[Dataset items]
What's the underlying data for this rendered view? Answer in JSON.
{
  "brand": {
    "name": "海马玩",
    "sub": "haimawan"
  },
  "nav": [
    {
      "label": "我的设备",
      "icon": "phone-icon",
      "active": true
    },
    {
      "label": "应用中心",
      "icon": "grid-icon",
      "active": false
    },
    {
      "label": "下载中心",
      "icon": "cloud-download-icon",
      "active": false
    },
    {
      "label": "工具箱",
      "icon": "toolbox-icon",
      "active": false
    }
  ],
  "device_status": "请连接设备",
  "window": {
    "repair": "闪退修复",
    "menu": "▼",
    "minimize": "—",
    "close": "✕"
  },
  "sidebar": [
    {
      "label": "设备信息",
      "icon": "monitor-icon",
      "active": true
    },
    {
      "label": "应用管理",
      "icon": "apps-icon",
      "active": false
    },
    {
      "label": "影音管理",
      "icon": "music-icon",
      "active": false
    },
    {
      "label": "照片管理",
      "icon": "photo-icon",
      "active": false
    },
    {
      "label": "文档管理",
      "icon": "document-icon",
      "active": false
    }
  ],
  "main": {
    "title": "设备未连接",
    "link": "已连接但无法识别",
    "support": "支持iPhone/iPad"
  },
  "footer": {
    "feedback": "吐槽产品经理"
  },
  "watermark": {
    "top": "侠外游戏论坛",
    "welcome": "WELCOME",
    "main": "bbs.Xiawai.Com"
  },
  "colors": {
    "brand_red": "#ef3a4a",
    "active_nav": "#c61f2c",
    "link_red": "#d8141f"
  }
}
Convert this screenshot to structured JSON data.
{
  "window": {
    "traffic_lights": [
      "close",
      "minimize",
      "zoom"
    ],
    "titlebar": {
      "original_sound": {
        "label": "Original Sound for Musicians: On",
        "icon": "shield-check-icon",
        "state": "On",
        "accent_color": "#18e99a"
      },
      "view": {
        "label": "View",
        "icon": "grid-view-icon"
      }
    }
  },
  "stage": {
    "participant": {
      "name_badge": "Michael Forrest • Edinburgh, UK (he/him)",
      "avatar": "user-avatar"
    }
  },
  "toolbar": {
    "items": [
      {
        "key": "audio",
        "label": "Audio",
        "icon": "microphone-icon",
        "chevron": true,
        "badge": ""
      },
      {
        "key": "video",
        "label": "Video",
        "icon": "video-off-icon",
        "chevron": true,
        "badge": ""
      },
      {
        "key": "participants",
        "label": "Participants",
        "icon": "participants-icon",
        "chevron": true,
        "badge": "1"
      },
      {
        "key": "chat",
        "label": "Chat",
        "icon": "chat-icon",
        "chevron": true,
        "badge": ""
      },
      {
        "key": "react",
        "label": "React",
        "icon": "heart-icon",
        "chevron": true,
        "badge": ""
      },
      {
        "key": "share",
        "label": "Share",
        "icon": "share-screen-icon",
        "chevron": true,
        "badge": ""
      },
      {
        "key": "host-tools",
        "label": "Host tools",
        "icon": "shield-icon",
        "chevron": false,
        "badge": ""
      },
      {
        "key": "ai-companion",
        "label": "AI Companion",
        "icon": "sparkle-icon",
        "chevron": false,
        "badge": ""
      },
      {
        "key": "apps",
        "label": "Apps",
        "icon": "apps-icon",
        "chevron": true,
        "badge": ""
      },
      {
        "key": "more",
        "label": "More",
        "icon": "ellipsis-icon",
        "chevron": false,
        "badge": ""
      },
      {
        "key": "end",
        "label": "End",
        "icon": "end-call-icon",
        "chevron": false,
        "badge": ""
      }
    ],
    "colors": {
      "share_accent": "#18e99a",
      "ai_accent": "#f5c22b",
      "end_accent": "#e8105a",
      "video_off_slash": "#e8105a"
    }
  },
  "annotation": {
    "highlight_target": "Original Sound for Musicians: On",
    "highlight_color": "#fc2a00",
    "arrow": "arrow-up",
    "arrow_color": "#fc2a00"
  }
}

Work instructions.
Please set down the whole listing above without altering a single line.

Expected answer.
What's the underlying data for this rendered view? Answer in JSON.
{
  "brand": {
    "name": "海马玩",
    "sub": "haimawan"
  },
  "nav": [
    {
      "label": "我的设备",
      "icon": "phone-icon",
      "active": true
    },
    {
      "label": "应用中心",
      "icon": "grid-icon",
      "active": false
    },
    {
      "label": "下载中心",
      "icon": "cloud-download-icon",
      "active": false
    },
    {
      "label": "工具箱",
      "icon": "toolbox-icon",
      "active": false
    }
  ],
  "device_status": "请连接设备",
  "window": {
    "repair": "闪退修复",
    "menu": "▼",
    "minimize": "—",
    "close": "✕"
  },
  "sidebar": [
    {
      "label": "设备信息",
      "icon": "monitor-icon",
      "active": true
    },
    {
      "label": "应用管理",
      "icon": "apps-icon",
      "active": false
    },
    {
      "label": "影音管理",
      "icon": "music-icon",
      "active": false
    },
    {
      "label": "照片管理",
      "icon": "photo-icon",
      "active": false
    },
    {
      "label": "文档管理",
      "icon": "document-icon",
      "active": false
    }
  ],
  "main": {
    "title": "设备未连接",
    "link": "已连接但无法识别",
    "support": "支持iPhone/iPad"
  },
  "footer": {
    "feedback": "吐槽产品经理"
  },
  "watermark": {
    "top": "侠外游戏论坛",
    "welcome": "WELCOME",
    "main": "bbs.Xiawai.Com"
  },
  "colors": {
    "brand_red": "#ef3a4a",
    "active_nav": "#c61f2c",
    "link_red": "#d8141f"
  }
}
Convert this screenshot to structured JSON data.
{
  "window": {
    "traffic_lights": [
      "close",
      "minimize",
      "zoom"
    ],
    "titlebar": {
      "original_sound": {
        "label": "Original Sound for Musicians: On",
        "icon": "shield-check-icon",
        "state": "On",
        "accent_color": "#18e99a"
      },
      "view": {
        "label": "View",
        "icon": "grid-view-icon"
      }
    }
  },
  "stage": {
    "participant": {
      "name_badge": "Michael Forrest • Edinburgh, UK (he/him)",
      "avatar": "user-avatar"
    }
  },
  "toolbar": {
    "items": [
      {
        "key": "audio",
        "label": "Audio",
        "icon": "microphone-icon",
        "chevron": true,
        "badge": ""
      },
      {
        "key": "video",
        "label": "Video",
        "icon": "video-off-icon",
        "chevron": true,
        "badge": ""
      },
      {
        "key": "participants",
        "label": "Participants",
        "icon": "participants-icon",
        "chevron": true,
        "badge": "1"
      },
      {
        "key": "chat",
        "label": "Chat",
        "icon": "chat-icon",
        "chevron": true,
        "badge": ""
      },
      {
        "key": "react",
        "label": "React",
        "icon": "heart-icon",
        "chevron": true,
        "badge": ""
      },
      {
        "key": "share",
        "label": "Share",
        "icon": "share-screen-icon",
        "chevron": true,
        "badge": ""
      },
      {
        "key": "host-tools",
        "label": "Host tools",
        "icon": "shield-icon",
        "chevron": false,
        "badge": ""
      },
      {
        "key": "ai-companion",
        "label": "AI Companion",
        "icon": "sparkle-icon",
        "chevron": false,
        "badge": ""
      },
      {
        "key": "apps",
        "label": "Apps",
        "icon": "apps-icon",
        "chevron": true,
        "badge": ""
      },
      {
        "key": "more",
        "label": "More",
        "icon": "ellipsis-icon",
        "chevron": false,
        "badge": ""
      },
      {
        "key": "end",
        "label": "End",
        "icon": "end-call-icon",
        "chevron": false,
        "badge": ""
      }
    ],
    "colors": {
      "share_accent": "#18e99a",
      "ai_accent": "#f5c22b",
      "end_accent": "#e8105a",
      "video_off_slash": "#e8105a"
    }
  },
  "annotation": {
    "highlight_target": "Original Sound for Musicians: On",
    "highlight_color": "#fc2a00",
    "arrow": "arrow-up",
    "arrow_color": "#fc2a00"
  }
}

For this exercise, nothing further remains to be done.